-- Start PASSAGE TO READ --
3. The petitioner company preferred an appeal against the order of S. P. Mitra, J. This appeal was registered as No. 195 of 1961. The appeal came up for hearing before a Division Bench of this Court consisting of Bachawat, J. and Arun K. Mukherjea, J. The hearing of the appeal was concluded on 18th July 1963 and the Division-Bench delivered judgment on that day dismissing the said appeal with costs. The Division Bench inter alia held that there was no unreasonable delay or default before the application for rectification of the Share Register was made before the Court. It further held that Section 155 of the Companies Act was applicable on a line of reasoning which was different from that given, by S. P. Mitra, J. The Division Bench further took into consideration certain subsequent events which had taken place after the filing of the petition of rectification and came to the conclusion upon a consideration of those events that Nazmunnessa was entitled to an order for rectification. It is against this decision of the Division Bench that the petitioner now intends to prefer an appeal to the Supreme Court.
-- End PASSAGE TO READ --
▸ **WHAT YOU NEED TO DO**:
According to the court passage, on what date did the Division Bench conclude the hearing of the appeal and deliver its judgment?
-- Start DATA ENTRIES --
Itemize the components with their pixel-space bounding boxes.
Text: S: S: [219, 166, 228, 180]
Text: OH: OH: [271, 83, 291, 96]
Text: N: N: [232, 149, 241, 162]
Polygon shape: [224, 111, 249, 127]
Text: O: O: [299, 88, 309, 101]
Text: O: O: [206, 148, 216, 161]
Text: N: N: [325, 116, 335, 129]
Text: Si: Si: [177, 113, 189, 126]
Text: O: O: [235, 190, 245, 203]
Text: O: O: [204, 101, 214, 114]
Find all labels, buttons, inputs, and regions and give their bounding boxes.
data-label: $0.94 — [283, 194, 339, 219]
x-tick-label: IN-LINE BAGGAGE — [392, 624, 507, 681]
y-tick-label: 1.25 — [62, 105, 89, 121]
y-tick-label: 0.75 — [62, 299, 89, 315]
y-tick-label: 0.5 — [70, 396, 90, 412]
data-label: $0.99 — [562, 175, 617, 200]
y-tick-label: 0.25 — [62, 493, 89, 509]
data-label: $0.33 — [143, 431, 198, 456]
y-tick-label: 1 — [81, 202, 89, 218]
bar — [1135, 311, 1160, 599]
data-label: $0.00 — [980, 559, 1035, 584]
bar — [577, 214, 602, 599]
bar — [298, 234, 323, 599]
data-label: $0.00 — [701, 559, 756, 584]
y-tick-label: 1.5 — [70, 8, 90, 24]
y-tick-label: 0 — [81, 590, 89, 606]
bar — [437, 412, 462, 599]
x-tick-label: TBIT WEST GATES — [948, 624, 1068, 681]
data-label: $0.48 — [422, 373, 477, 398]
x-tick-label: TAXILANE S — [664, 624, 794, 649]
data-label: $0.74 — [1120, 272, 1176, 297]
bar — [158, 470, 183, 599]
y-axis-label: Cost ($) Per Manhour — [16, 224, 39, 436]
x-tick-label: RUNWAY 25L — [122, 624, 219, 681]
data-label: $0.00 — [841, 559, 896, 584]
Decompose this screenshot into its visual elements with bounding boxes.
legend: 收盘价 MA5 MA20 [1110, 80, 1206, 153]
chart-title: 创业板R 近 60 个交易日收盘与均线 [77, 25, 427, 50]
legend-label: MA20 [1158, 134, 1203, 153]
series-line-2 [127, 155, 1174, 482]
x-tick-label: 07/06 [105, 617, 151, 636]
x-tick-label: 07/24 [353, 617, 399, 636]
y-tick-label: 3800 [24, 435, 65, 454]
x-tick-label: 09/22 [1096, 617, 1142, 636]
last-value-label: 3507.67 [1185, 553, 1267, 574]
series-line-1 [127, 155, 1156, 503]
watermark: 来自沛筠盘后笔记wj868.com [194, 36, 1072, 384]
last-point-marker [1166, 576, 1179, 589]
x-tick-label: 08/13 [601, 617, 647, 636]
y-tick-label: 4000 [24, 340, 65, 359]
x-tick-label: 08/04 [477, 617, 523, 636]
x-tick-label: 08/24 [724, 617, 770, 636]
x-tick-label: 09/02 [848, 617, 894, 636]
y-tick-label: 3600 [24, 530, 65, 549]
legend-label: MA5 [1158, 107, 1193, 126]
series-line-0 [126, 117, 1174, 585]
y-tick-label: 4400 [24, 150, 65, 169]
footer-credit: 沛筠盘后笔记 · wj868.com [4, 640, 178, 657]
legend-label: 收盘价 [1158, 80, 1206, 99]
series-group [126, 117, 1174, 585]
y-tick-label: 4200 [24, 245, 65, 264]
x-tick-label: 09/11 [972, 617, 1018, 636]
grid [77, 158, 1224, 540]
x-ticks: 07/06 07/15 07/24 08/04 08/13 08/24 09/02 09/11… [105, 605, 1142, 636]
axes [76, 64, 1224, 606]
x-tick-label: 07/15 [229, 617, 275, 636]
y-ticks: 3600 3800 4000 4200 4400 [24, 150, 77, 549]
-- End DATA ENTRIES --
▸ **THE OUTPUT**:
18th July 1963